- **Requirements**:
Retype each record below word for word. Leave the pictures out.
***
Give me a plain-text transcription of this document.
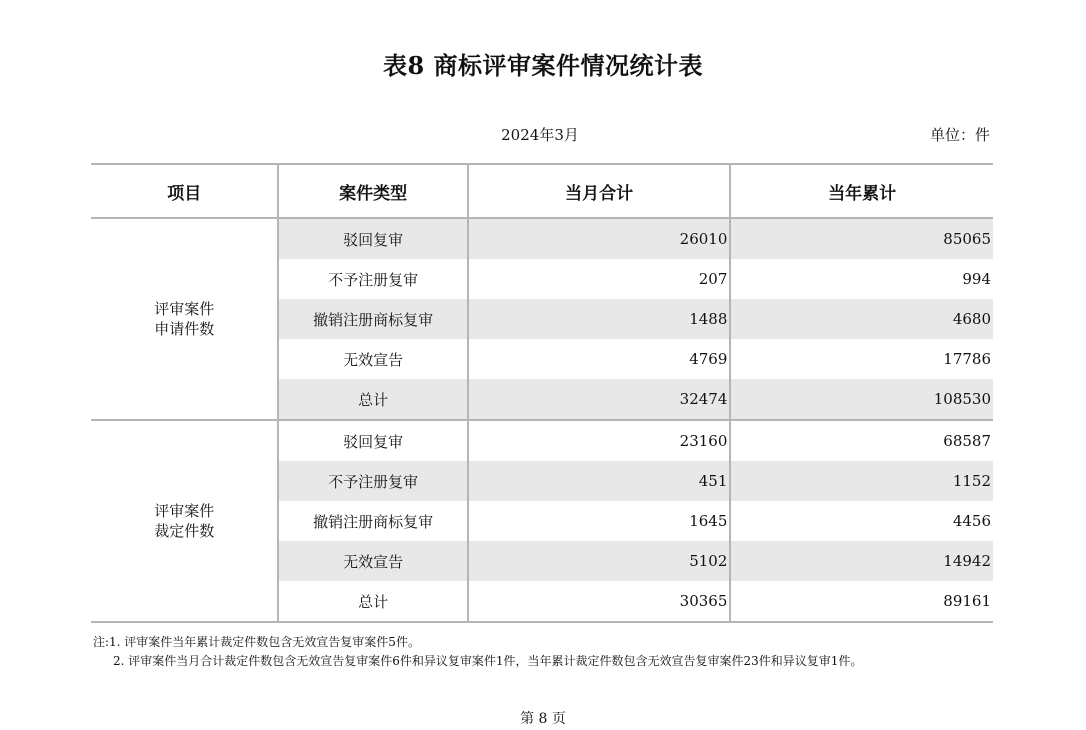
表8 商标评审案件情况统计表
2024年3月	单位：件
项目	案件类型	当月合计	当年累计

评审案件
申请件数	驳回复审	26010	85065
	不予注册复审	207	994
	撤销注册商标复审	1488	4680
	无效宣告	4769	17786
	总计	32474	108530

评审案件
裁定件数	驳回复审	23160	68587
	不予注册复审	451	1152
	撤销注册商标复审	1645	4456
	无效宣告	5102	14942
	总计	30365	89161
注:1. 评审案件当年累计裁定件数包含无效宣告复审案件5件。
2. 评审案件当月合计裁定件数包含无效宣告复审案件6件和异议复审案件1件，当年累计裁定件数包含无效宣告复审案件23件和异议复审1件。
第 8 页
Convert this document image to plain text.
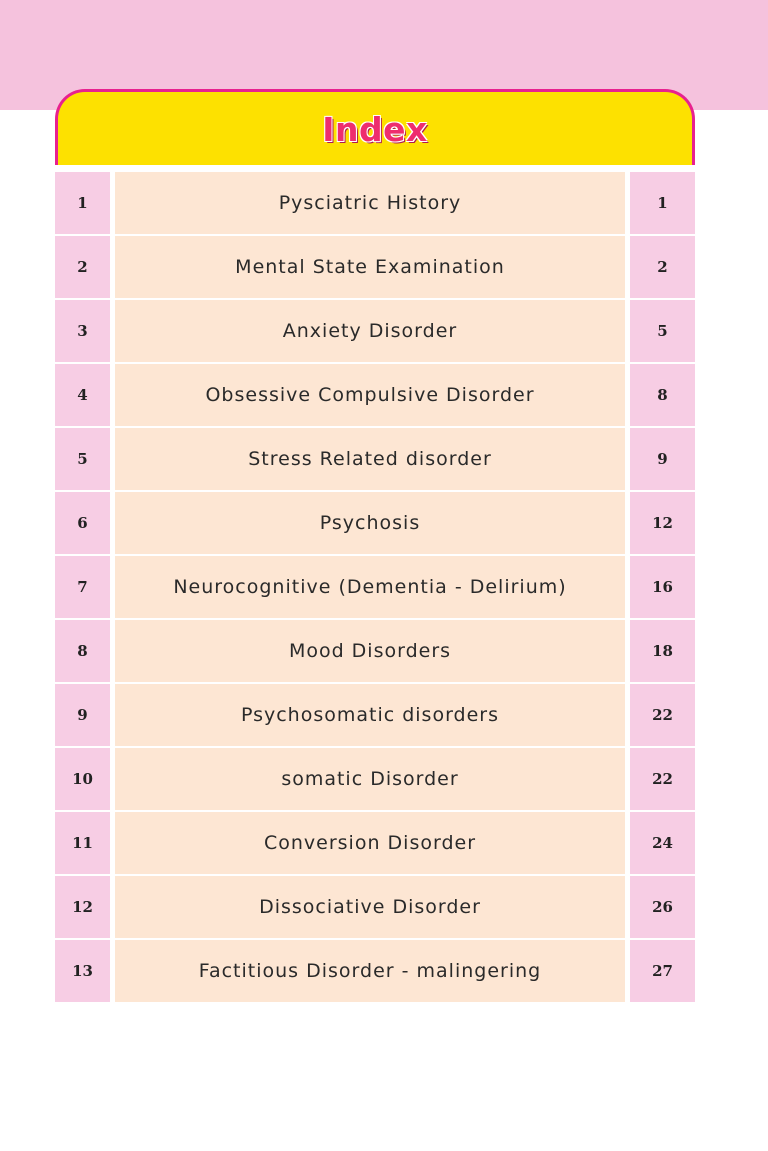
Index
1	Pysciatric History	1
2	Mental State Examination	2
3	Anxiety Disorder	5
4	Obsessive Compulsive Disorder	8
5	Stress Related disorder	9
6	Psychosis	12
7	Neurocognitive (Dementia - Delirium)	16
8	Mood Disorders	18
9	Psychosomatic disorders	22
10	somatic Disorder	22
11	Conversion Disorder	24
12	Dissociative Disorder	26
13	Factitious Disorder - malingering	27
***
- **Solution for this task**:
Give me a plain-text transcription of this document.
表8 商标评审案件情况统计表
2024年3月	单位：件
项目	案件类型	当月合计	当年累计

评审案件
申请件数	驳回复审	26010	85065
	不予注册复审	207	994
	撤销注册商标复审	1488	4680
	无效宣告	4769	17786
	总计	32474	108530

评审案件
裁定件数	驳回复审	23160	68587
	不予注册复审	451	1152
	撤销注册商标复审	1645	4456
	无效宣告	5102	14942
	总计	30365	89161
注:1. 评审案件当年累计裁定件数包含无效宣告复审案件5件。
2. 评审案件当月合计裁定件数包含无效宣告复审案件6件和异议复审案件1件，当年累计裁定件数包含无效宣告复审案件23件和异议复审1件。
第 8 页
Convert this document image to plain text.
Index
1	Pysciatric History	1
2	Mental State Examination	2
3	Anxiety Disorder	5
4	Obsessive Compulsive Disorder	8
5	Stress Related disorder	9
6	Psychosis	12
7	Neurocognitive (Dementia - Delirium)	16
8	Mood Disorders	18
9	Psychosomatic disorders	22
10	somatic Disorder	22
11	Conversion Disorder	24
12	Dissociative Disorder	26
13	Factitious Disorder - malingering	27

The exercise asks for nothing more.